> YOUR ASSIGNMENT: Where in the entries below does "What" appear? Copy every line that has it.

> RECORDS:
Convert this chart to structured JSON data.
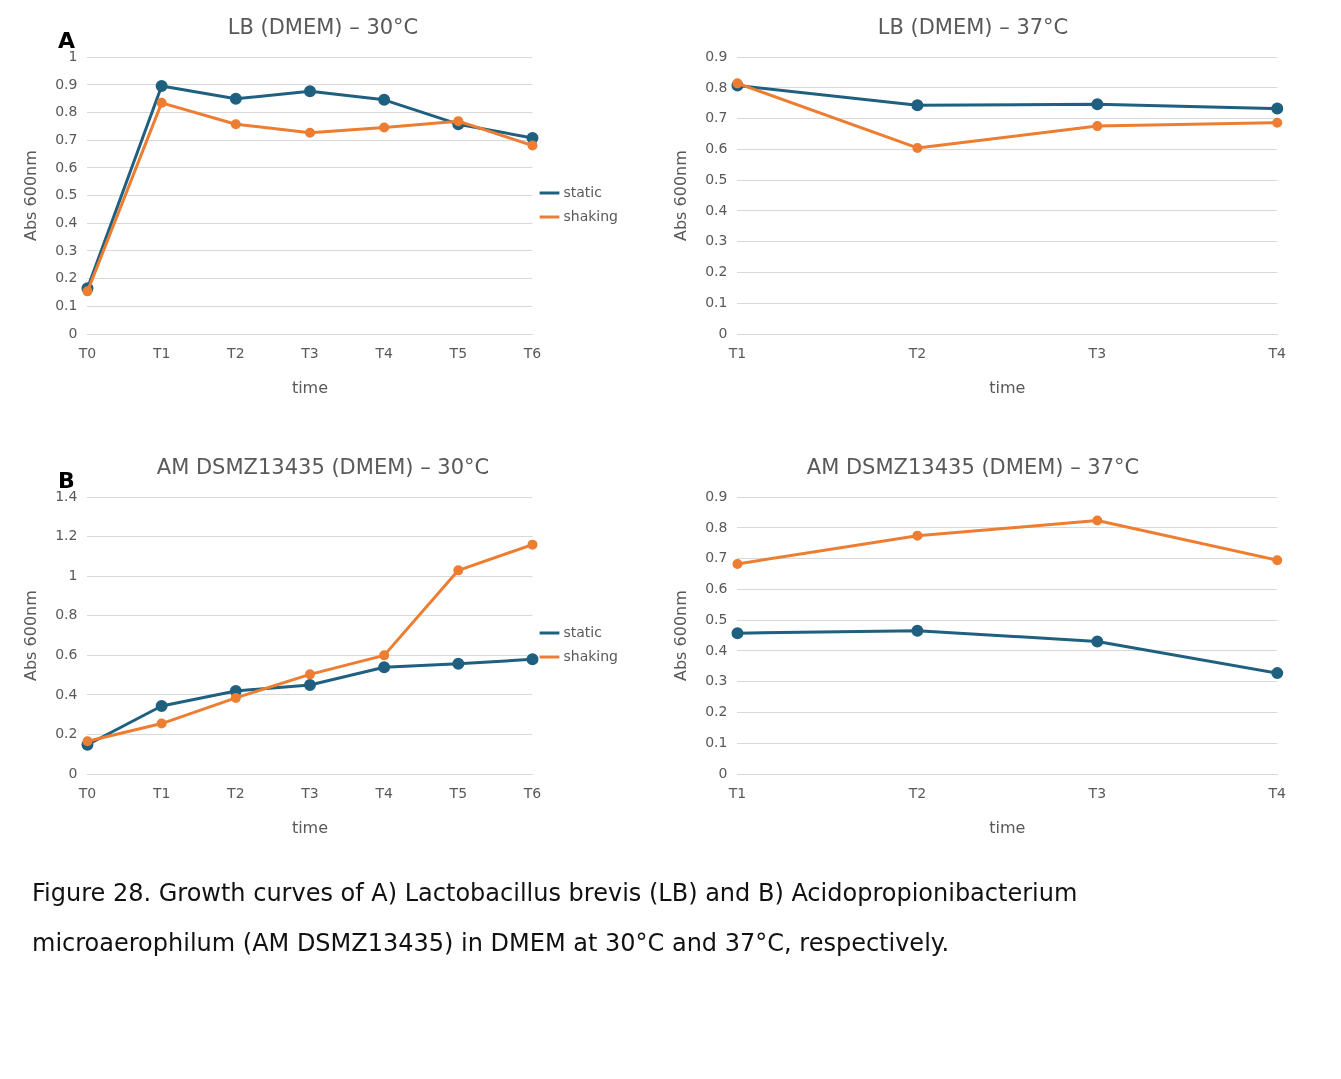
{
  "chart_data": [
    {
      "type": "line",
      "title": "LB (DMEM) – 30°C",
      "xlabel": "time",
      "ylabel": "Abs 600nm",
      "categories": [
        "T0",
        "T1",
        "T2",
        "T3",
        "T4",
        "T5",
        "T6"
      ],
      "series": [
        {
          "name": "static",
          "color": "#1f6080",
          "values": [
            0.165,
            0.896,
            0.85,
            0.877,
            0.846,
            0.758,
            0.708
          ]
        },
        {
          "name": "shaking",
          "color": "#ed7d31",
          "values": [
            0.154,
            0.835,
            0.758,
            0.727,
            0.746,
            0.769,
            0.681
          ]
        }
      ],
      "ylim": [
        0,
        1
      ],
      "yticks": [
        0,
        0.1,
        0.2,
        0.3,
        0.4,
        0.5,
        0.6,
        0.7,
        0.8,
        0.9,
        1
      ],
      "grid": "y",
      "legend": "right",
      "marker": "circle",
      "line_style": "solid",
      "annotations": [
        "A"
      ]
    },
    {
      "type": "line",
      "title": "LB (DMEM) – 37°C",
      "xlabel": "time",
      "ylabel": "Abs 600nm",
      "categories": [
        "T1",
        "T2",
        "T3",
        "T4"
      ],
      "series": [
        {
          "color": "#1f6080",
          "values": [
            0.808,
            0.744,
            0.747,
            0.733
          ]
        },
        {
          "color": "#ed7d31",
          "values": [
            0.815,
            0.605,
            0.676,
            0.687
          ]
        }
      ],
      "ylim": [
        0,
        0.9
      ],
      "yticks": [
        0,
        0.1,
        0.2,
        0.3,
        0.4,
        0.5,
        0.6,
        0.7,
        0.8,
        0.9
      ],
      "grid": "y",
      "marker": "circle",
      "line_style": "solid"
    },
    {
      "type": "line",
      "title": "AM DSMZ13435 (DMEM) – 30°C",
      "xlabel": "time",
      "ylabel": "Abs 600nm",
      "categories": [
        "T0",
        "T1",
        "T2",
        "T3",
        "T4",
        "T5",
        "T6"
      ],
      "series": [
        {
          "name": "static",
          "color": "#1f6080",
          "values": [
            0.148,
            0.344,
            0.42,
            0.45,
            0.54,
            0.558,
            0.58
          ]
        },
        {
          "name": "shaking",
          "color": "#ed7d31",
          "values": [
            0.166,
            0.255,
            0.385,
            0.504,
            0.6,
            1.03,
            1.16
          ]
        }
      ],
      "ylim": [
        0,
        1.4
      ],
      "yticks": [
        0,
        0.2,
        0.4,
        0.6,
        0.8,
        1,
        1.2,
        1.4
      ],
      "grid": "y",
      "legend": "right",
      "marker": "circle",
      "line_style": "solid",
      "annotations": [
        "B"
      ]
    },
    {
      "type": "line",
      "title": "AM DSMZ13435 (DMEM) – 37°C",
      "xlabel": "time",
      "ylabel": "Abs 600nm",
      "categories": [
        "T1",
        "T2",
        "T3",
        "T4"
      ],
      "series": [
        {
          "color": "#1f6080",
          "values": [
            0.458,
            0.466,
            0.431,
            0.328
          ]
        },
        {
          "color": "#ed7d31",
          "values": [
            0.683,
            0.775,
            0.824,
            0.695
          ]
        }
      ],
      "ylim": [
        0,
        0.9
      ],
      "yticks": [
        0,
        0.1,
        0.2,
        0.3,
        0.4,
        0.5,
        0.6,
        0.7,
        0.8,
        0.9
      ],
      "grid": "y",
      "marker": "circle",
      "line_style": "solid",
      "annotations": [
        "Figure 28. Growth curves of A) Lactobacillus brevis (LB) and B) Acidopropionibacterium microaerophilum (AM DSMZ13435) in DMEM at 30°C and 37°C, respectively."
      ]
    }
  ]
}
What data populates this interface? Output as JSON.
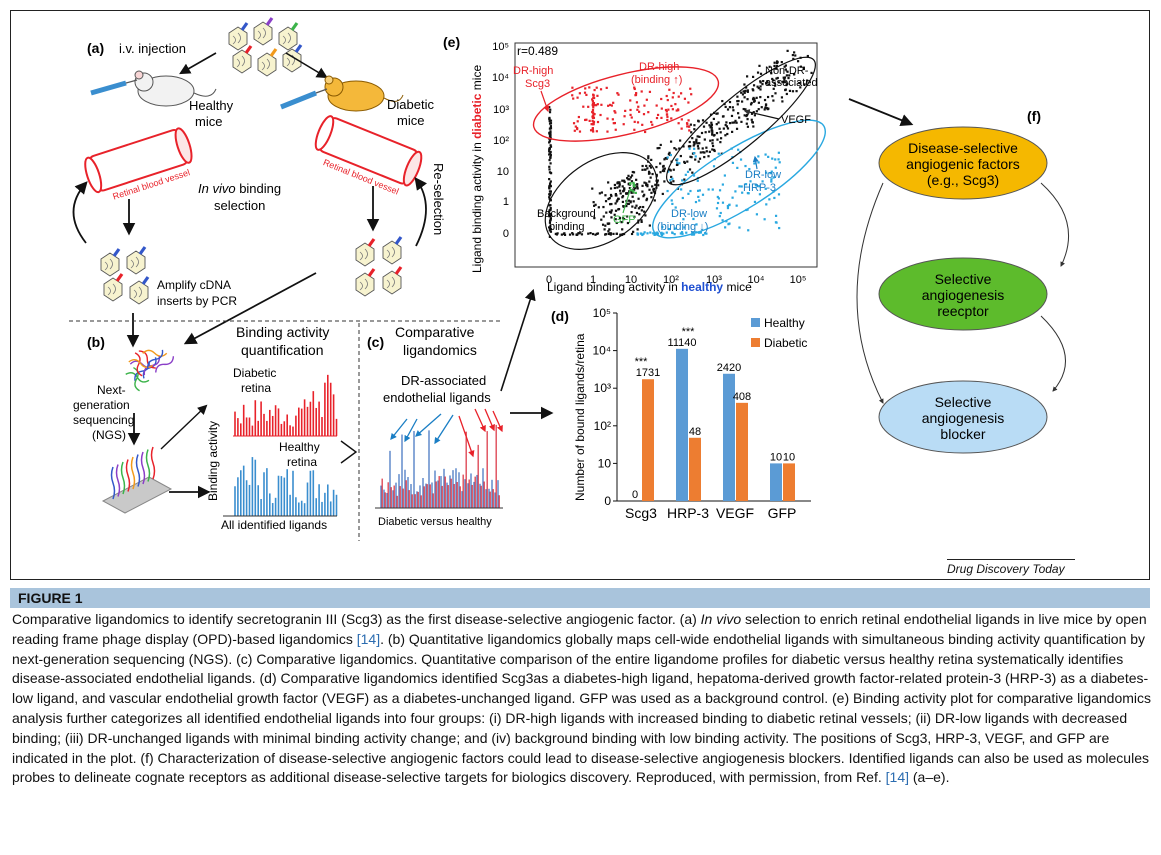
{
  "panel_a": {
    "label": "(a)",
    "iv_injection": "i.v. injection",
    "healthy_mice": [
      "Healthy",
      "mice"
    ],
    "diabetic_mice": [
      "Diabetic",
      "mice"
    ],
    "vessel_label": "Retinal blood vessel",
    "in_vivo": "In vivo",
    "binding": " binding",
    "selection": "selection",
    "reselection": "Re-selection",
    "amplify": [
      "Amplify cDNA",
      "inserts by PCR"
    ]
  },
  "panel_b": {
    "label": "(b)",
    "ngs": [
      "Next-",
      "generation",
      "sequencing",
      "(NGS)"
    ],
    "title": [
      "Binding activity",
      "quantification"
    ],
    "diabetic_retina": [
      "Diabetic",
      "retina"
    ],
    "healthy_retina": [
      "Healthy",
      "retina"
    ],
    "y_axis": "Binding activity",
    "x_axis": "All identified ligands"
  },
  "panel_c": {
    "label": "(c)",
    "title": [
      "Comparative",
      "ligandomics"
    ],
    "subtitle": [
      "DR-associated",
      "endothelial ligands"
    ],
    "x_axis": "Diabetic versus healthy"
  },
  "panel_d": {
    "label": "(d)",
    "chart_data": {
      "type": "bar",
      "categories": [
        "Scg3",
        "HRP-3",
        "VEGF",
        "GFP"
      ],
      "series": [
        {
          "name": "Healthy",
          "color": "#5b9bd5",
          "values": [
            0,
            11140,
            2420,
            10
          ]
        },
        {
          "name": "Diabetic",
          "color": "#ed7d31",
          "values": [
            1731,
            48,
            408,
            10
          ]
        }
      ],
      "data_labels": {
        "Healthy": [
          "0",
          "11140",
          "2420",
          "10"
        ],
        "Diabetic": [
          "1731",
          "48",
          "408",
          "10"
        ]
      },
      "significance": [
        "***",
        "***",
        "",
        ""
      ],
      "ylabel": "Number of bound ligands/retina",
      "y_scale": "log",
      "ylim": [
        1,
        100000
      ],
      "y_ticks": [
        "0",
        "10",
        "10²",
        "10³",
        "10⁴",
        "10⁵"
      ],
      "legend_position": "top-right"
    }
  },
  "panel_e": {
    "label": "(e)",
    "r_value": "r=0.489",
    "ylabel_pre": "Ligand binding activity in ",
    "ylabel_em": "diabetic",
    "ylabel_post": " mice",
    "xlabel_pre": "Ligand binding activity in ",
    "xlabel_em": "healthy",
    "xlabel_post": " mice",
    "ticks": [
      "0",
      "1",
      "10",
      "10²",
      "10³",
      "10⁴",
      "10⁵"
    ],
    "dr_high_scg3": [
      "DR-high",
      "Scg3"
    ],
    "dr_high_binding": [
      "DR-high",
      "(binding ↑)"
    ],
    "non_dr": [
      "Non-DR-",
      "associated"
    ],
    "vegf": "VEGF",
    "dr_low_hrp3": [
      "DR-low",
      "HRP-3"
    ],
    "dr_low_binding": [
      "DR-low",
      "(binding ↓)"
    ],
    "gfp": "GFP",
    "background": [
      "Background",
      "binding"
    ],
    "colors": {
      "red": "#e8222a",
      "blue": "#29a8e0",
      "green": "#3cb34a",
      "em_blue": "#1f4fd1"
    }
  },
  "panel_f": {
    "label": "(f)",
    "node1": [
      "Disease-selective",
      "angiogenic factors",
      "(e.g., Scg3)"
    ],
    "node2": [
      "Selective",
      "angiogenesis",
      "reecptor"
    ],
    "node3": [
      "Selective",
      "angiogenesis",
      "blocker"
    ],
    "colors": {
      "node1": "#f5b800",
      "node2": "#5dbb2c",
      "node3": "#b9dcf5"
    }
  },
  "source": "Drug Discovery Today",
  "caption": {
    "label": "FIGURE 1",
    "p1": "Comparative ligandomics to identify secretogranin III (Scg3) as the first disease-selective angiogenic factor. (a) ",
    "p2": "In vivo",
    "p3": " selection to enrich retinal endothelial ligands in live mice by open reading frame phage display (OPD)-based ligandomics ",
    "ref1": "[14]",
    "p4": ". (b) Quantitative ligandomics globally maps cell-wide endothelial ligands with simultaneous binding activity quantification by next-generation sequencing (NGS). (c) Comparative ligandomics. Quantitative comparison of the entire ligandome profiles for diabetic versus healthy retina systematically identifies disease-associated endothelial ligands. (d) Comparative ligandomics identified Scg3as a diabetes-high ligand, hepatoma-derived growth factor-related protein-3 (HRP-3) as a diabetes-low ligand, and vascular endothelial growth factor (VEGF) as a diabetes-unchanged ligand. GFP was used as a background control. (e) Binding activity plot for comparative ligandomics analysis further categorizes all identified endothelial ligands into four groups: (i) DR-high ligands with increased binding to diabetic retinal vessels; (ii) DR-low ligands with decreased binding; (iii) DR-unchanged ligands with minimal binding activity change; and (iv) background binding with low binding activity. The positions of Scg3, HRP-3, VEGF, and GFP are indicated in the plot. (f) Characterization of disease-selective angiogenic factors could lead to disease-selective angiogenesis blockers. Identified ligands can also be used as molecules probes to delineate cognate receptors as additional disease-selective targets for biologics discovery. Reproduced, with permission, from Ref. ",
    "ref2": "[14]",
    "p5": " (a–e)."
  }
}
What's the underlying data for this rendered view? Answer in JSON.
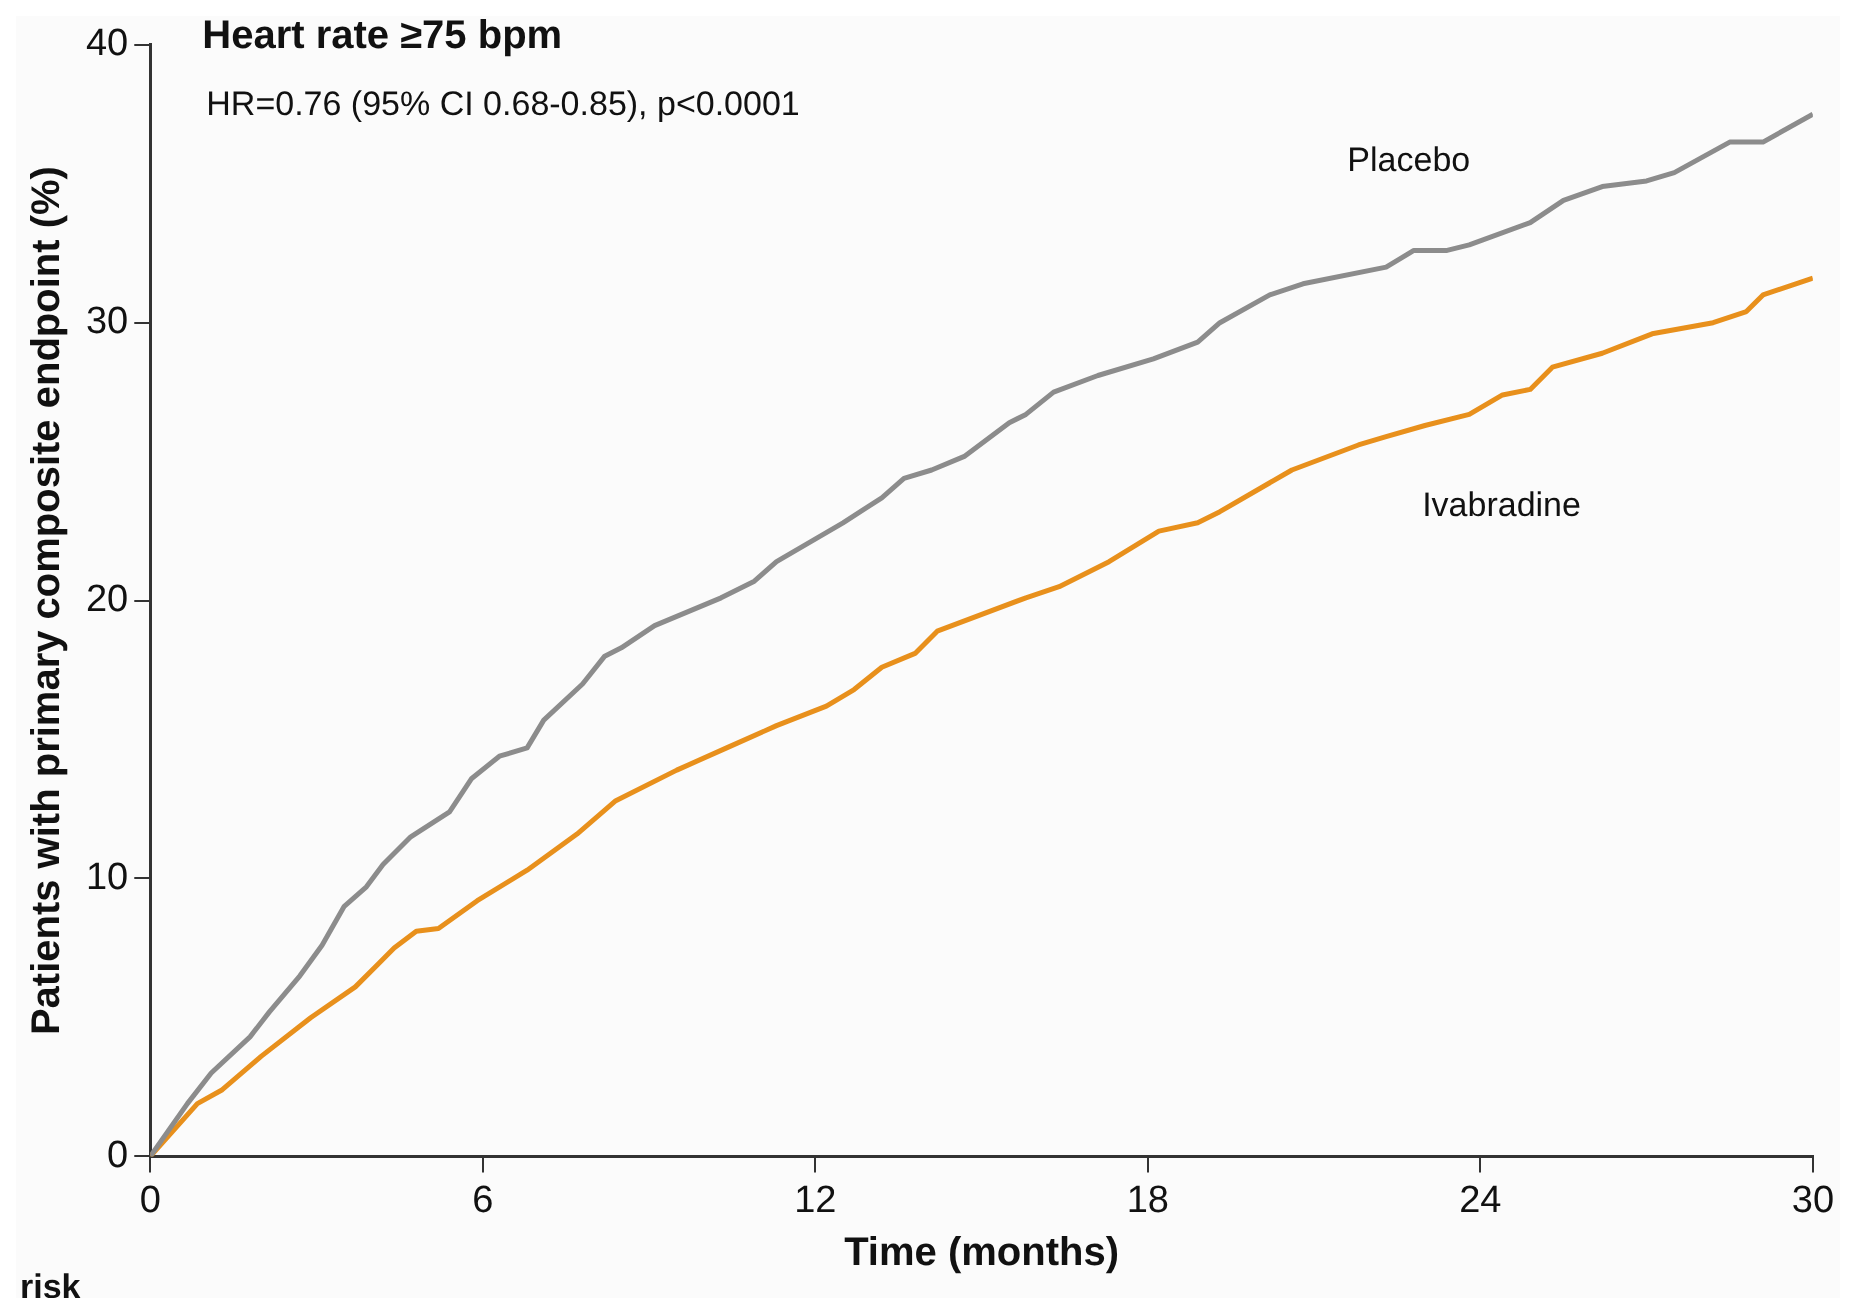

> RESULT FOR THIS EXERCISE:
What data populates this interface? Output as JSON.
What's the underlying data for this rendered view? Answer in JSON.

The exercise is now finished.